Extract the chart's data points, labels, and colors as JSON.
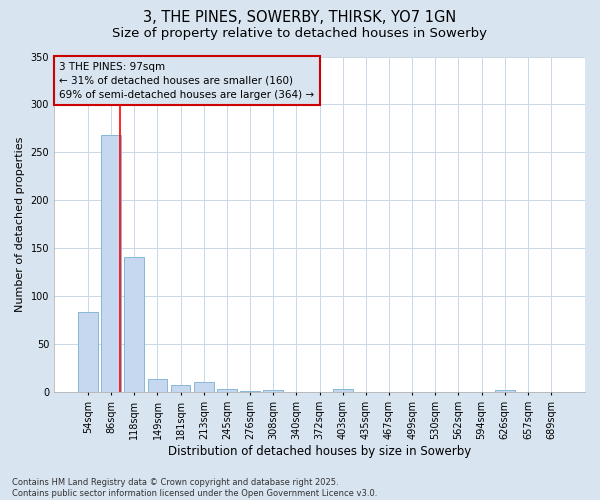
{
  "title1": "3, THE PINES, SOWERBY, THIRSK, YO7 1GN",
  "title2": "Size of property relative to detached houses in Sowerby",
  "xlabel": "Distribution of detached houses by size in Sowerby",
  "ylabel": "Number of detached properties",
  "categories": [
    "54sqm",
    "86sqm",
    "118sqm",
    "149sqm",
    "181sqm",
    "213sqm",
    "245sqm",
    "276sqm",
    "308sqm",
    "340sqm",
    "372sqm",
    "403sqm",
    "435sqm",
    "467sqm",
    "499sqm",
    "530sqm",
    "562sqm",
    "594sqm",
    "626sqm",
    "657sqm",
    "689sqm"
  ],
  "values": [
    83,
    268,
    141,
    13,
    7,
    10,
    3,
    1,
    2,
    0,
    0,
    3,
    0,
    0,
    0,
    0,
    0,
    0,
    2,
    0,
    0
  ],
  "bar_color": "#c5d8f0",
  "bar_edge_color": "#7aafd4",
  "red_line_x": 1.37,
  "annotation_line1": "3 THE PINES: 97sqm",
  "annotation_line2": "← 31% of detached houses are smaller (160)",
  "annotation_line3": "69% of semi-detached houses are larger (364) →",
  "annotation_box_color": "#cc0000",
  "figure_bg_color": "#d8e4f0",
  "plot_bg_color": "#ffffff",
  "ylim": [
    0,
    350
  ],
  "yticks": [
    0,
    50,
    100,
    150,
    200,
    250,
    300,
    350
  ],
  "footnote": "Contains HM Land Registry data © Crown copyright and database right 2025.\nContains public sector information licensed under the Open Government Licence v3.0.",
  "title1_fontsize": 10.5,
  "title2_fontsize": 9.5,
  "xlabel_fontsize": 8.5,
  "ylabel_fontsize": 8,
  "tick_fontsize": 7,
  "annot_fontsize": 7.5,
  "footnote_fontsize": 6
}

****************

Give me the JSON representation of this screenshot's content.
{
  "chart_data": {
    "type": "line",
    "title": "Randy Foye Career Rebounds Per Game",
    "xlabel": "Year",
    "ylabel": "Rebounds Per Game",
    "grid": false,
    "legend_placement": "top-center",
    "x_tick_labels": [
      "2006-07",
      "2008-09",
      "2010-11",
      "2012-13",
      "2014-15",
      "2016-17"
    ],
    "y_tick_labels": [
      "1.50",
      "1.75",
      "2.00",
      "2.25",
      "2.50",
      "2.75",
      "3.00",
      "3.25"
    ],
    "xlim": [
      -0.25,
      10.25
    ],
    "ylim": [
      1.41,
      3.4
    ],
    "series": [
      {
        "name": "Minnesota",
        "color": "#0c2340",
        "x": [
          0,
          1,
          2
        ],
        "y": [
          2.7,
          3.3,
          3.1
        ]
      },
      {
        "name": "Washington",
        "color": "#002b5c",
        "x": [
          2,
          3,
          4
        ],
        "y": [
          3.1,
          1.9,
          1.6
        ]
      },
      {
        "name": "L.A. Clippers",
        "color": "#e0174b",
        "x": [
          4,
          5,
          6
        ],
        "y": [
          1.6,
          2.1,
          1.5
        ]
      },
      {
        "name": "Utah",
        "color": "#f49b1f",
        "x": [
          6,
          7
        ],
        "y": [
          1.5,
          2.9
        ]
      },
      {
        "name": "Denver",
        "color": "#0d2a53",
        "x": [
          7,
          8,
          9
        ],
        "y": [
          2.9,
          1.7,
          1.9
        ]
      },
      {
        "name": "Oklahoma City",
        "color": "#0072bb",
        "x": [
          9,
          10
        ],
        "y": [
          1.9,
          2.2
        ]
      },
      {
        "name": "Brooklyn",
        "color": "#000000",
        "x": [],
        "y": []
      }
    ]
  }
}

****************

Go through the listing above and locate each line that holds the word "Rebounds". Copy those lines.

= FULL ANSWER =
    "title": "Randy Foye Career Rebounds Per Game",
    "ylabel": "Rebounds Per Game",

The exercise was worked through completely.